((
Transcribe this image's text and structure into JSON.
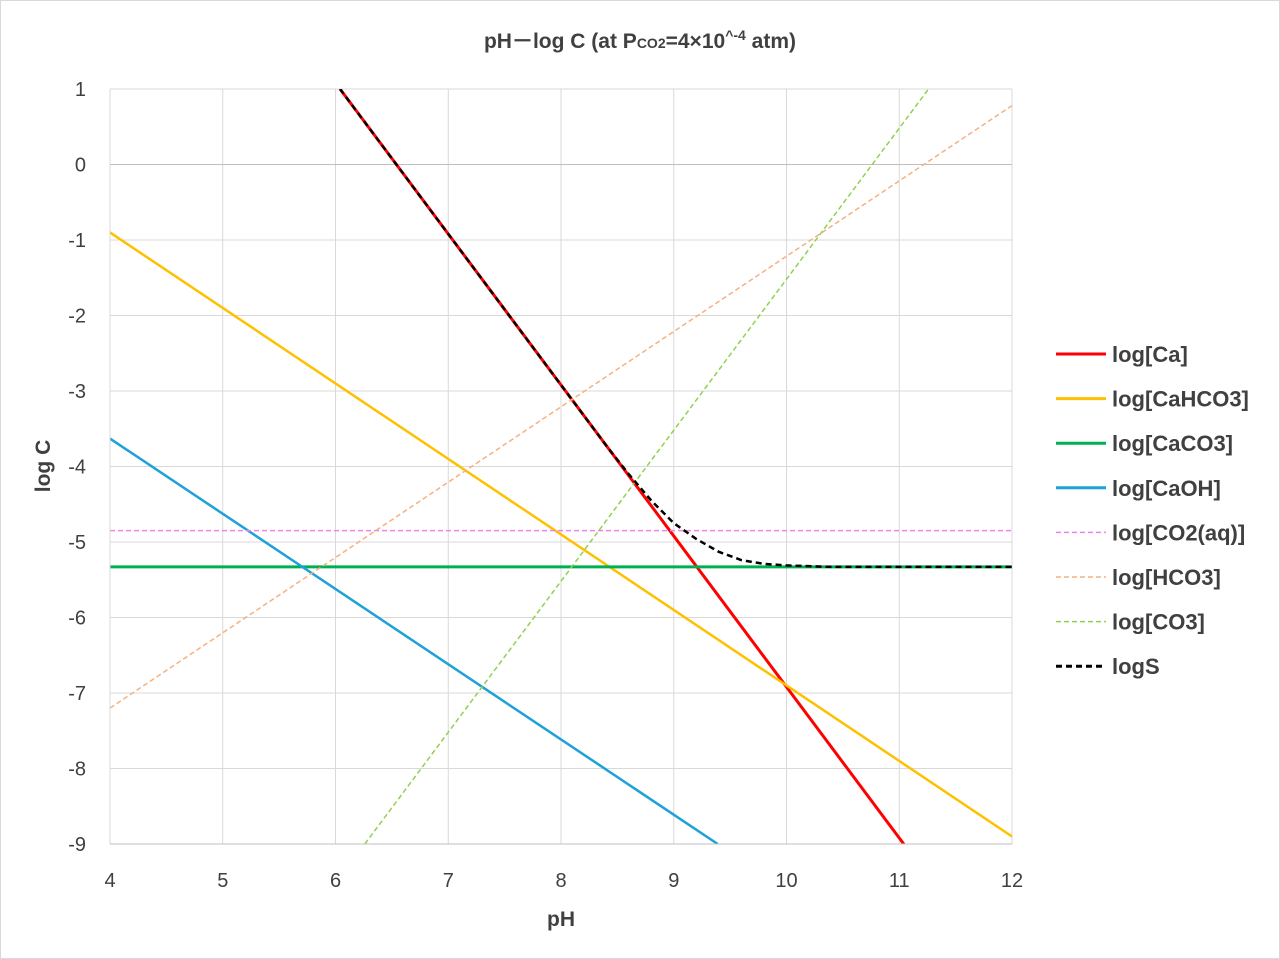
{
  "chart_data": {
    "type": "line",
    "title": "pH－log C (at P",
    "title_sub": "CO2",
    "title_tail": "=4×10",
    "title_sup": "^-4",
    "title_end": " atm)",
    "xlabel": "pH",
    "ylabel": "log C",
    "xlim": [
      4,
      12
    ],
    "ylim": [
      -9,
      1
    ],
    "xticks": [
      "4",
      "5",
      "6",
      "7",
      "8",
      "9",
      "10",
      "11",
      "12"
    ],
    "yticks": [
      "1",
      "0",
      "-1",
      "-2",
      "-3",
      "-4",
      "-5",
      "-6",
      "-7",
      "-8",
      "-9"
    ],
    "grid": true,
    "legend_position": "right",
    "series": [
      {
        "name": "log[Ca]",
        "color": "#ff0000",
        "dash": "solid",
        "width": 3,
        "points": [
          [
            6.04,
            1
          ],
          [
            11.04,
            -9
          ]
        ]
      },
      {
        "name": "log[CaHCO3]",
        "color": "#ffc000",
        "dash": "solid",
        "width": 2.5,
        "points": [
          [
            4,
            -0.9
          ],
          [
            12,
            -8.9
          ]
        ]
      },
      {
        "name": "log[CaCO3]",
        "color": "#00b050",
        "dash": "solid",
        "width": 3,
        "points": [
          [
            4,
            -5.33
          ],
          [
            12,
            -5.33
          ]
        ]
      },
      {
        "name": "log[CaOH]",
        "color": "#1da1d8",
        "dash": "solid",
        "width": 2.5,
        "points": [
          [
            4,
            -3.63
          ],
          [
            9.39,
            -9
          ]
        ]
      },
      {
        "name": "log[CO2(aq)]",
        "color": "#ee82ee",
        "dash": "dashed",
        "width": 1.5,
        "points": [
          [
            4,
            -4.85
          ],
          [
            12,
            -4.85
          ]
        ]
      },
      {
        "name": "log[HCO3]",
        "color": "#f4b183",
        "dash": "dashed",
        "width": 1.5,
        "points": [
          [
            4,
            -7.2
          ],
          [
            12,
            0.78
          ]
        ]
      },
      {
        "name": "log[CO3]",
        "color": "#92d050",
        "dash": "dashed",
        "width": 1.5,
        "points": [
          [
            6.26,
            -9
          ],
          [
            11.26,
            1
          ]
        ]
      },
      {
        "name": "logS",
        "color": "#000000",
        "dash": "dashed",
        "width": 2.5,
        "points": [
          [
            6.04,
            1
          ],
          [
            7,
            -0.92
          ],
          [
            8,
            -2.92
          ],
          [
            8.4,
            -3.72
          ],
          [
            8.6,
            -4.1
          ],
          [
            8.8,
            -4.45
          ],
          [
            9.0,
            -4.75
          ],
          [
            9.2,
            -4.96
          ],
          [
            9.4,
            -5.13
          ],
          [
            9.6,
            -5.24
          ],
          [
            9.8,
            -5.29
          ],
          [
            10.0,
            -5.31
          ],
          [
            10.4,
            -5.33
          ],
          [
            11,
            -5.33
          ],
          [
            12,
            -5.33
          ]
        ]
      }
    ]
  }
}
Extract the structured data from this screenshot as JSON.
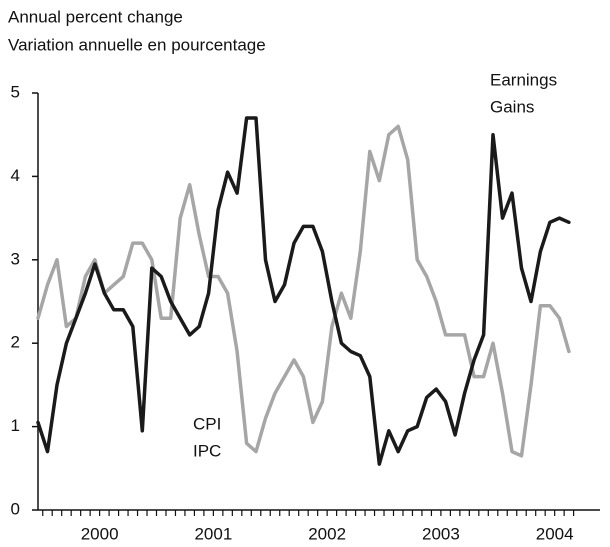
{
  "chart_data": {
    "type": "line",
    "y_label_lines": [
      "Annual percent change",
      "Variation annuelle en pourcentage"
    ],
    "categories": [
      null,
      null,
      null,
      null,
      null,
      null,
      "2000",
      null,
      null,
      null,
      null,
      null,
      null,
      null,
      null,
      null,
      null,
      null,
      "2001",
      null,
      null,
      null,
      null,
      null,
      null,
      null,
      null,
      null,
      null,
      null,
      "2002",
      null,
      null,
      null,
      null,
      null,
      null,
      null,
      null,
      null,
      null,
      null,
      "2003",
      null,
      null,
      null,
      null,
      null,
      null,
      null,
      null,
      null,
      null,
      null,
      "2004",
      null,
      null
    ],
    "series": [
      {
        "name": "CPI",
        "name_fr": "IPC",
        "color": "#a6a6a6",
        "values": [
          2.3,
          2.7,
          3.0,
          2.2,
          2.3,
          2.8,
          3.0,
          2.6,
          2.7,
          2.8,
          3.2,
          3.2,
          3.0,
          2.3,
          2.3,
          3.5,
          3.9,
          3.3,
          2.8,
          2.8,
          2.6,
          1.9,
          0.8,
          0.7,
          1.1,
          1.4,
          1.6,
          1.8,
          1.6,
          1.05,
          1.3,
          2.2,
          2.6,
          2.3,
          3.1,
          4.3,
          3.95,
          4.5,
          4.6,
          4.2,
          3.0,
          2.8,
          2.5,
          2.1,
          2.1,
          2.1,
          1.6,
          1.6,
          2.0,
          1.4,
          0.7,
          0.65,
          1.5,
          2.45,
          2.45,
          2.3,
          1.9
        ]
      },
      {
        "name": "Earnings",
        "name_fr": "Gains",
        "color": "#1a1a1a",
        "values": [
          1.05,
          0.7,
          1.5,
          2.0,
          2.3,
          2.6,
          2.95,
          2.6,
          2.4,
          2.4,
          2.2,
          0.95,
          2.9,
          2.8,
          2.5,
          2.3,
          2.1,
          2.2,
          2.6,
          3.6,
          4.05,
          3.8,
          4.7,
          4.7,
          3.0,
          2.5,
          2.7,
          3.2,
          3.4,
          3.4,
          3.1,
          2.5,
          2.0,
          1.9,
          1.85,
          1.6,
          0.55,
          0.95,
          0.7,
          0.95,
          1.0,
          1.35,
          1.45,
          1.3,
          0.9,
          1.4,
          1.8,
          2.1,
          4.5,
          3.5,
          3.8,
          2.9,
          2.5,
          3.1,
          3.45,
          3.5,
          3.45
        ]
      }
    ],
    "ylim": [
      0,
      5
    ],
    "yticks": [
      0,
      1,
      2,
      3,
      4,
      5
    ],
    "grid": false
  }
}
))
> _Problem to work on_
Isolate the lines that hold the word "JSON" and copy all of them.

> _Full solution_
Transcribe this image's text and structure into JSON.
Extract the structured data from this screenshot as JSON.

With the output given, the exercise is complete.